Rows from a dataset

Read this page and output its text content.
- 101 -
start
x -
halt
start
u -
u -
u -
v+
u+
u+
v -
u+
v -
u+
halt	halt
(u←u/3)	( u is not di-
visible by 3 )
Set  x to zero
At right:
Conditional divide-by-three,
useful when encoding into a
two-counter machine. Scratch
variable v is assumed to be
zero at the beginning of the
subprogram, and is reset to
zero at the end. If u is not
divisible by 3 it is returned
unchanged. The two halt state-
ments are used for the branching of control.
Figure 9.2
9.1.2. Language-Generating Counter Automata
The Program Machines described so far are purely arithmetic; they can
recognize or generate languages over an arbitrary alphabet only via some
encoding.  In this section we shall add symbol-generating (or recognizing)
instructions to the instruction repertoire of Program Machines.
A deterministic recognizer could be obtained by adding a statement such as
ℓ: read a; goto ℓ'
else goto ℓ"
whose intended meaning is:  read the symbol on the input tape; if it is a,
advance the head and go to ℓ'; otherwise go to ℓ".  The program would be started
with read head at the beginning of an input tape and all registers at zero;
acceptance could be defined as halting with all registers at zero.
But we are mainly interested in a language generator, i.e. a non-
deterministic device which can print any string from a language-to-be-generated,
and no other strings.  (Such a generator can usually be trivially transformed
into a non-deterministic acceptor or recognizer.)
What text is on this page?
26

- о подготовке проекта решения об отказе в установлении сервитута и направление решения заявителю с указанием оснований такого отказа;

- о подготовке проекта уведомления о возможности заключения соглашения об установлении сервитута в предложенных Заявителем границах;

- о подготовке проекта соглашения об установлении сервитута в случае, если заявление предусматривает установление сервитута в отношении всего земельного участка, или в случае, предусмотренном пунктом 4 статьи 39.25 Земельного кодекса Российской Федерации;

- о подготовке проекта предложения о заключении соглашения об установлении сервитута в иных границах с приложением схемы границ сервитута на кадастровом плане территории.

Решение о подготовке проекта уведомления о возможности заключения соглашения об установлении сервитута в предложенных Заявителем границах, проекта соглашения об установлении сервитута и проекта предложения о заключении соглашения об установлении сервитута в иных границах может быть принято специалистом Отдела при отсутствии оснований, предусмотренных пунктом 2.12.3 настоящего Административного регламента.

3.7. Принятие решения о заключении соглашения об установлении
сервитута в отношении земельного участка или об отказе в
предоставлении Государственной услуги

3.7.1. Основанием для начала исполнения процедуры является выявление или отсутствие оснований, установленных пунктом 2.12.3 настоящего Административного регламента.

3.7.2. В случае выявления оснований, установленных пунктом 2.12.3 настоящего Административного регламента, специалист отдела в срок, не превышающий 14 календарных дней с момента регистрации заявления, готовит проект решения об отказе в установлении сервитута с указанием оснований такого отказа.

▸ Task to complete
Copy out the material above in its entirety. Every detail must match.

▸ The output
Read this page and output its text content.
- 101 -
start
x -
halt
start
u -
u -
u -
v+
u+
u+
v -
u+
v -
u+
halt	halt
(u←u/3)	( u is not di-
visible by 3 )
Set  x to zero
At right:
Conditional divide-by-three,
useful when encoding into a
two-counter machine. Scratch
variable v is assumed to be
zero at the beginning of the
subprogram, and is reset to
zero at the end. If u is not
divisible by 3 it is returned
unchanged. The two halt state-
ments are used for the branching of control.
Figure 9.2
9.1.2. Language-Generating Counter Automata
The Program Machines described so far are purely arithmetic; they can
recognize or generate languages over an arbitrary alphabet only via some
encoding.  In this section we shall add symbol-generating (or recognizing)
instructions to the instruction repertoire of Program Machines.
A deterministic recognizer could be obtained by adding a statement such as
ℓ: read a; goto ℓ'
else goto ℓ"
whose intended meaning is:  read the symbol on the input tape; if it is a,
advance the head and go to ℓ'; otherwise go to ℓ".  The program would be started
with read head at the beginning of an input tape and all registers at zero;
acceptance could be defined as halting with all registers at zero.
But we are mainly interested in a language generator, i.e. a non-
deterministic device which can print any string from a language-to-be-generated,
and no other strings.  (Such a generator can usually be trivially transformed
into a non-deterministic acceptor or recognizer.)
What text is on this page?
26

- о подготовке проекта решения об отказе в установлении сервитута и направление решения заявителю с указанием оснований такого отказа;

- о подготовке проекта уведомления о возможности заключения соглашения об установлении сервитута в предложенных Заявителем границах;

- о подготовке проекта соглашения об установлении сервитута в случае, если заявление предусматривает установление сервитута в отношении всего земельного участка, или в случае, предусмотренном пунктом 4 статьи 39.25 Земельного кодекса Российской Федерации;

- о подготовке проекта предложения о заключении соглашения об установлении сервитута в иных границах с приложением схемы границ сервитута на кадастровом плане территории.

Решение о подготовке проекта уведомления о возможности заключения соглашения об установлении сервитута в предложенных Заявителем границах, проекта соглашения об установлении сервитута и проекта предложения о заключении соглашения об установлении сервитута в иных границах может быть принято специалистом Отдела при отсутствии оснований, предусмотренных пунктом 2.12.3 настоящего Административного регламента.

3.7. Принятие решения о заключении соглашения об установлении
сервитута в отношении земельного участка или об отказе в
предоставлении Государственной услуги

3.7.1. Основанием для начала исполнения процедуры является выявление или отсутствие оснований, установленных пунктом 2.12.3 настоящего Административного регламента.

3.7.2. В случае выявления оснований, установленных пунктом 2.12.3 настоящего Административного регламента, специалист отдела в срок, не превышающий 14 календарных дней с момента регистрации заявления, готовит проект решения об отказе в установлении сервитута с указанием оснований такого отказа.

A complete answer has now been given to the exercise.